(Data excerpts)
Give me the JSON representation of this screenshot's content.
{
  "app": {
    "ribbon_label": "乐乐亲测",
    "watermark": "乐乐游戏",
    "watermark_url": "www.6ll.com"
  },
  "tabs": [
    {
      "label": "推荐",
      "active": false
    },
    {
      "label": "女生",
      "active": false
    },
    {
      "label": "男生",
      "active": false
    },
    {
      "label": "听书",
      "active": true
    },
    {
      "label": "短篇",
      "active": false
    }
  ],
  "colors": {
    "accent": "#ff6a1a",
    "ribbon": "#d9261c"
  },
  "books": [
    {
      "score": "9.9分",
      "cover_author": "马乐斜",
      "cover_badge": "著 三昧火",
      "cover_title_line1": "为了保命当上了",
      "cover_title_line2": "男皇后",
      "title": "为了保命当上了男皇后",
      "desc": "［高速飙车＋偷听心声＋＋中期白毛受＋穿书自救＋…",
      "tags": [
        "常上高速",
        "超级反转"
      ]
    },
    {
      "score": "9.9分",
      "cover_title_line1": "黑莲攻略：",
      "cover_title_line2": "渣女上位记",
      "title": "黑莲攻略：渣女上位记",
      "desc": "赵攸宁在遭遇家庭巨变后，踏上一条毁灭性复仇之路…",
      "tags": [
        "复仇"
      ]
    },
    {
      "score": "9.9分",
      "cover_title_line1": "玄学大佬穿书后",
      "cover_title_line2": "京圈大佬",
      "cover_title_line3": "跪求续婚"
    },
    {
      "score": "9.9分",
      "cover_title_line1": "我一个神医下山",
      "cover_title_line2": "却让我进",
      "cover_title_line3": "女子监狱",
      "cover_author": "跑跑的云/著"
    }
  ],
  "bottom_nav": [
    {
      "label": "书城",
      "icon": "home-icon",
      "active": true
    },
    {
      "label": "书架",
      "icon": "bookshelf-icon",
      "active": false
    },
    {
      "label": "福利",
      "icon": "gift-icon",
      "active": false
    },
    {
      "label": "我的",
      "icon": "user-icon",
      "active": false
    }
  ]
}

EXERCISE INSTRUCTIONS: Copy out each line above, character for character.

WORKED ANSWER:
Give me the JSON representation of this screenshot's content.
{
  "app": {
    "ribbon_label": "乐乐亲测",
    "watermark": "乐乐游戏",
    "watermark_url": "www.6ll.com"
  },
  "tabs": [
    {
      "label": "推荐",
      "active": false
    },
    {
      "label": "女生",
      "active": false
    },
    {
      "label": "男生",
      "active": false
    },
    {
      "label": "听书",
      "active": true
    },
    {
      "label": "短篇",
      "active": false
    }
  ],
  "colors": {
    "accent": "#ff6a1a",
    "ribbon": "#d9261c"
  },
  "books": [
    {
      "score": "9.9分",
      "cover_author": "马乐斜",
      "cover_badge": "著 三昧火",
      "cover_title_line1": "为了保命当上了",
      "cover_title_line2": "男皇后",
      "title": "为了保命当上了男皇后",
      "desc": "［高速飙车＋偷听心声＋＋中期白毛受＋穿书自救＋…",
      "tags": [
        "常上高速",
        "超级反转"
      ]
    },
    {
      "score": "9.9分",
      "cover_title_line1": "黑莲攻略：",
      "cover_title_line2": "渣女上位记",
      "title": "黑莲攻略：渣女上位记",
      "desc": "赵攸宁在遭遇家庭巨变后，踏上一条毁灭性复仇之路…",
      "tags": [
        "复仇"
      ]
    },
    {
      "score": "9.9分",
      "cover_title_line1": "玄学大佬穿书后",
      "cover_title_line2": "京圈大佬",
      "cover_title_line3": "跪求续婚"
    },
    {
      "score": "9.9分",
      "cover_title_line1": "我一个神医下山",
      "cover_title_line2": "却让我进",
      "cover_title_line3": "女子监狱",
      "cover_author": "跑跑的云/著"
    }
  ],
  "bottom_nav": [
    {
      "label": "书城",
      "icon": "home-icon",
      "active": true
    },
    {
      "label": "书架",
      "icon": "bookshelf-icon",
      "active": false
    },
    {
      "label": "福利",
      "icon": "gift-icon",
      "active": false
    },
    {
      "label": "我的",
      "icon": "user-icon",
      "active": false
    }
  ]
}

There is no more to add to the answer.